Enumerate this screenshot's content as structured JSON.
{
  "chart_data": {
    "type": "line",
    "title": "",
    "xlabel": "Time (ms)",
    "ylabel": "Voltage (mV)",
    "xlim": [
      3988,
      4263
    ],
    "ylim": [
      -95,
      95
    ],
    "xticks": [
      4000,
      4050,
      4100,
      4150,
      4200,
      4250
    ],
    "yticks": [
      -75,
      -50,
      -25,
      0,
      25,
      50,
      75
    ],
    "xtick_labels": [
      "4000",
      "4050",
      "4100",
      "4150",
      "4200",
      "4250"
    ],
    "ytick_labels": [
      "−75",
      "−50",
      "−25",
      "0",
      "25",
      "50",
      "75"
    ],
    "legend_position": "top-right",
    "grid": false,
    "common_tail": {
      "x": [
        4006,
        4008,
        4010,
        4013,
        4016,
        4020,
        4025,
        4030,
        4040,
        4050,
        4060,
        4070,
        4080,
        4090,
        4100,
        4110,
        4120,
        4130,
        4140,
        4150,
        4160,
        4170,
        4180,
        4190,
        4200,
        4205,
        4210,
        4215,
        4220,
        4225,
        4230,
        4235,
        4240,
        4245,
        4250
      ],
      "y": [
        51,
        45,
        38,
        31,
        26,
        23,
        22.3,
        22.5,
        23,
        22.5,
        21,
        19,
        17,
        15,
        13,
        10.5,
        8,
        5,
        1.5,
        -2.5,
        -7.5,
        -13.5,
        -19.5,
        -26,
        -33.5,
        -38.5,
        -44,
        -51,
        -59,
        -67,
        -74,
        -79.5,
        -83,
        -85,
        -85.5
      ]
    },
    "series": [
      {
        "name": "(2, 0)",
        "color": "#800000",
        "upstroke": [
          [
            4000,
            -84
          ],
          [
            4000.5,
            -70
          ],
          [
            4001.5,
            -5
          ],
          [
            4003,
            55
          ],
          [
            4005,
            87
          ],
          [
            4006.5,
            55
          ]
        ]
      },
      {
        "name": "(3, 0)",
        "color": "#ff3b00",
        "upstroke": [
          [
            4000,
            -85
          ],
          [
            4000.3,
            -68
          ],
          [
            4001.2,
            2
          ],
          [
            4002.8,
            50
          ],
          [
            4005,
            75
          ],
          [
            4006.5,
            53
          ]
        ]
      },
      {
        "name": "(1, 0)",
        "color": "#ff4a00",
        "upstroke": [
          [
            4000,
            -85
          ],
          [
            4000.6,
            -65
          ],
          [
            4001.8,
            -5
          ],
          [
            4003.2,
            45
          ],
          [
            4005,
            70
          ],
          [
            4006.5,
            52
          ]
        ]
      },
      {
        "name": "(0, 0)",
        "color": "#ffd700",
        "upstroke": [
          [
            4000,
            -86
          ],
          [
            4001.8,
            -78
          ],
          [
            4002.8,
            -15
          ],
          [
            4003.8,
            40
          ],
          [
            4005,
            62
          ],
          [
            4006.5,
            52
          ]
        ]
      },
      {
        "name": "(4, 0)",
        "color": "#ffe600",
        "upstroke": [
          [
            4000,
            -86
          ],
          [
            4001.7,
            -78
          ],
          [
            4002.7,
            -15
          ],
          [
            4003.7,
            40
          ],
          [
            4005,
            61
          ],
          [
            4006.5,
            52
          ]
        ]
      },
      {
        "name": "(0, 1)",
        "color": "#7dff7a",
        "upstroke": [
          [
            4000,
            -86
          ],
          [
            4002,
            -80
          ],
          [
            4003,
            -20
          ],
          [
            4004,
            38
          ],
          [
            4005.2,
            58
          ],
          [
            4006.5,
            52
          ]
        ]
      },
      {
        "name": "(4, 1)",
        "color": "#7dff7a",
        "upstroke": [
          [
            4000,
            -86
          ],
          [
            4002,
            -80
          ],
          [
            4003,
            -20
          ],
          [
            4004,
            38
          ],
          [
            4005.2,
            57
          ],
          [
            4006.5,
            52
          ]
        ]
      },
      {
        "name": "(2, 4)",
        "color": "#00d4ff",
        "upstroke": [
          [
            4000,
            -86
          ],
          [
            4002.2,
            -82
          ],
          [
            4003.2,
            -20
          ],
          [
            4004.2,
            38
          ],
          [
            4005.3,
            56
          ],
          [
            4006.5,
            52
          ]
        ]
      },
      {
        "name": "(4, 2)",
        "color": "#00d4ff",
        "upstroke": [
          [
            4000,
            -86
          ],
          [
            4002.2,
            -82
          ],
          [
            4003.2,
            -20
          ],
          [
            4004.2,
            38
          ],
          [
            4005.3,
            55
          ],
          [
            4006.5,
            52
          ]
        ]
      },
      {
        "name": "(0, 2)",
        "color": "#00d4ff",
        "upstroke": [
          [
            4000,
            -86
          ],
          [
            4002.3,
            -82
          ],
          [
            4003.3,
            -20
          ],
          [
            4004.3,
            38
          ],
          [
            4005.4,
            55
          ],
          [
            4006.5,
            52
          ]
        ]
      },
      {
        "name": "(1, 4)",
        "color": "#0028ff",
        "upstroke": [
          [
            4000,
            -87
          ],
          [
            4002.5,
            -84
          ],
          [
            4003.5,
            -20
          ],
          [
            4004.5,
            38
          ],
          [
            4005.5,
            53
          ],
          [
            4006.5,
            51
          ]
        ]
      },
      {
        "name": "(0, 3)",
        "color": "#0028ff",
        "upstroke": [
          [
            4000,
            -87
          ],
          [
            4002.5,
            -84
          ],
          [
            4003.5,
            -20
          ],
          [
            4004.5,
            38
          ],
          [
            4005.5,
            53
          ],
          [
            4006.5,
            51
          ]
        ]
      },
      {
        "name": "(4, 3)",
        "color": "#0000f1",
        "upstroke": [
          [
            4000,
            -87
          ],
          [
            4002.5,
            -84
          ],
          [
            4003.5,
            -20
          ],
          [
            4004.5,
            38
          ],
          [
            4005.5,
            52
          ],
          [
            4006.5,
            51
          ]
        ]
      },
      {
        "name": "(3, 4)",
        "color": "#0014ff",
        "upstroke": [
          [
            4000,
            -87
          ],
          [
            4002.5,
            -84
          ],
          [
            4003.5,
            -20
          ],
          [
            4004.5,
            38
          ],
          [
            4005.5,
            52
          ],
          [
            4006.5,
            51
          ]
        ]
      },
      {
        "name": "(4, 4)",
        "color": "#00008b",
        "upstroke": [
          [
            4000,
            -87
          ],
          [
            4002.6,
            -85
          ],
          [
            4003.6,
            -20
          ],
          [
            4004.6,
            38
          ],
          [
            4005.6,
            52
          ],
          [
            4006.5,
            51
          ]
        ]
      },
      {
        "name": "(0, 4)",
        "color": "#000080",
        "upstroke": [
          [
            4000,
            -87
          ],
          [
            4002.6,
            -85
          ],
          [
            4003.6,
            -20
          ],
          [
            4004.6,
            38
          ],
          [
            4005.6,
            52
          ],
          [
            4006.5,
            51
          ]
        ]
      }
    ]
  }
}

## Task to complete
Quote each line above in full, word for word.

## Finished task
Enumerate this screenshot's content as structured JSON.
{
  "chart_data": {
    "type": "line",
    "title": "",
    "xlabel": "Time (ms)",
    "ylabel": "Voltage (mV)",
    "xlim": [
      3988,
      4263
    ],
    "ylim": [
      -95,
      95
    ],
    "xticks": [
      4000,
      4050,
      4100,
      4150,
      4200,
      4250
    ],
    "yticks": [
      -75,
      -50,
      -25,
      0,
      25,
      50,
      75
    ],
    "xtick_labels": [
      "4000",
      "4050",
      "4100",
      "4150",
      "4200",
      "4250"
    ],
    "ytick_labels": [
      "−75",
      "−50",
      "−25",
      "0",
      "25",
      "50",
      "75"
    ],
    "legend_position": "top-right",
    "grid": false,
    "common_tail": {
      "x": [
        4006,
        4008,
        4010,
        4013,
        4016,
        4020,
        4025,
        4030,
        4040,
        4050,
        4060,
        4070,
        4080,
        4090,
        4100,
        4110,
        4120,
        4130,
        4140,
        4150,
        4160,
        4170,
        4180,
        4190,
        4200,
        4205,
        4210,
        4215,
        4220,
        4225,
        4230,
        4235,
        4240,
        4245,
        4250
      ],
      "y": [
        51,
        45,
        38,
        31,
        26,
        23,
        22.3,
        22.5,
        23,
        22.5,
        21,
        19,
        17,
        15,
        13,
        10.5,
        8,
        5,
        1.5,
        -2.5,
        -7.5,
        -13.5,
        -19.5,
        -26,
        -33.5,
        -38.5,
        -44,
        -51,
        -59,
        -67,
        -74,
        -79.5,
        -83,
        -85,
        -85.5
      ]
    },
    "series": [
      {
        "name": "(2, 0)",
        "color": "#800000",
        "upstroke": [
          [
            4000,
            -84
          ],
          [
            4000.5,
            -70
          ],
          [
            4001.5,
            -5
          ],
          [
            4003,
            55
          ],
          [
            4005,
            87
          ],
          [
            4006.5,
            55
          ]
        ]
      },
      {
        "name": "(3, 0)",
        "color": "#ff3b00",
        "upstroke": [
          [
            4000,
            -85
          ],
          [
            4000.3,
            -68
          ],
          [
            4001.2,
            2
          ],
          [
            4002.8,
            50
          ],
          [
            4005,
            75
          ],
          [
            4006.5,
            53
          ]
        ]
      },
      {
        "name": "(1, 0)",
        "color": "#ff4a00",
        "upstroke": [
          [
            4000,
            -85
          ],
          [
            4000.6,
            -65
          ],
          [
            4001.8,
            -5
          ],
          [
            4003.2,
            45
          ],
          [
            4005,
            70
          ],
          [
            4006.5,
            52
          ]
        ]
      },
      {
        "name": "(0, 0)",
        "color": "#ffd700",
        "upstroke": [
          [
            4000,
            -86
          ],
          [
            4001.8,
            -78
          ],
          [
            4002.8,
            -15
          ],
          [
            4003.8,
            40
          ],
          [
            4005,
            62
          ],
          [
            4006.5,
            52
          ]
        ]
      },
      {
        "name": "(4, 0)",
        "color": "#ffe600",
        "upstroke": [
          [
            4000,
            -86
          ],
          [
            4001.7,
            -78
          ],
          [
            4002.7,
            -15
          ],
          [
            4003.7,
            40
          ],
          [
            4005,
            61
          ],
          [
            4006.5,
            52
          ]
        ]
      },
      {
        "name": "(0, 1)",
        "color": "#7dff7a",
        "upstroke": [
          [
            4000,
            -86
          ],
          [
            4002,
            -80
          ],
          [
            4003,
            -20
          ],
          [
            4004,
            38
          ],
          [
            4005.2,
            58
          ],
          [
            4006.5,
            52
          ]
        ]
      },
      {
        "name": "(4, 1)",
        "color": "#7dff7a",
        "upstroke": [
          [
            4000,
            -86
          ],
          [
            4002,
            -80
          ],
          [
            4003,
            -20
          ],
          [
            4004,
            38
          ],
          [
            4005.2,
            57
          ],
          [
            4006.5,
            52
          ]
        ]
      },
      {
        "name": "(2, 4)",
        "color": "#00d4ff",
        "upstroke": [
          [
            4000,
            -86
          ],
          [
            4002.2,
            -82
          ],
          [
            4003.2,
            -20
          ],
          [
            4004.2,
            38
          ],
          [
            4005.3,
            56
          ],
          [
            4006.5,
            52
          ]
        ]
      },
      {
        "name": "(4, 2)",
        "color": "#00d4ff",
        "upstroke": [
          [
            4000,
            -86
          ],
          [
            4002.2,
            -82
          ],
          [
            4003.2,
            -20
          ],
          [
            4004.2,
            38
          ],
          [
            4005.3,
            55
          ],
          [
            4006.5,
            52
          ]
        ]
      },
      {
        "name": "(0, 2)",
        "color": "#00d4ff",
        "upstroke": [
          [
            4000,
            -86
          ],
          [
            4002.3,
            -82
          ],
          [
            4003.3,
            -20
          ],
          [
            4004.3,
            38
          ],
          [
            4005.4,
            55
          ],
          [
            4006.5,
            52
          ]
        ]
      },
      {
        "name": "(1, 4)",
        "color": "#0028ff",
        "upstroke": [
          [
            4000,
            -87
          ],
          [
            4002.5,
            -84
          ],
          [
            4003.5,
            -20
          ],
          [
            4004.5,
            38
          ],
          [
            4005.5,
            53
          ],
          [
            4006.5,
            51
          ]
        ]
      },
      {
        "name": "(0, 3)",
        "color": "#0028ff",
        "upstroke": [
          [
            4000,
            -87
          ],
          [
            4002.5,
            -84
          ],
          [
            4003.5,
            -20
          ],
          [
            4004.5,
            38
          ],
          [
            4005.5,
            53
          ],
          [
            4006.5,
            51
          ]
        ]
      },
      {
        "name": "(4, 3)",
        "color": "#0000f1",
        "upstroke": [
          [
            4000,
            -87
          ],
          [
            4002.5,
            -84
          ],
          [
            4003.5,
            -20
          ],
          [
            4004.5,
            38
          ],
          [
            4005.5,
            52
          ],
          [
            4006.5,
            51
          ]
        ]
      },
      {
        "name": "(3, 4)",
        "color": "#0014ff",
        "upstroke": [
          [
            4000,
            -87
          ],
          [
            4002.5,
            -84
          ],
          [
            4003.5,
            -20
          ],
          [
            4004.5,
            38
          ],
          [
            4005.5,
            52
          ],
          [
            4006.5,
            51
          ]
        ]
      },
      {
        "name": "(4, 4)",
        "color": "#00008b",
        "upstroke": [
          [
            4000,
            -87
          ],
          [
            4002.6,
            -85
          ],
          [
            4003.6,
            -20
          ],
          [
            4004.6,
            38
          ],
          [
            4005.6,
            52
          ],
          [
            4006.5,
            51
          ]
        ]
      },
      {
        "name": "(0, 4)",
        "color": "#000080",
        "upstroke": [
          [
            4000,
            -87
          ],
          [
            4002.6,
            -85
          ],
          [
            4003.6,
            -20
          ],
          [
            4004.6,
            38
          ],
          [
            4005.6,
            52
          ],
          [
            4006.5,
            51
          ]
        ]
      }
    ]
  }
}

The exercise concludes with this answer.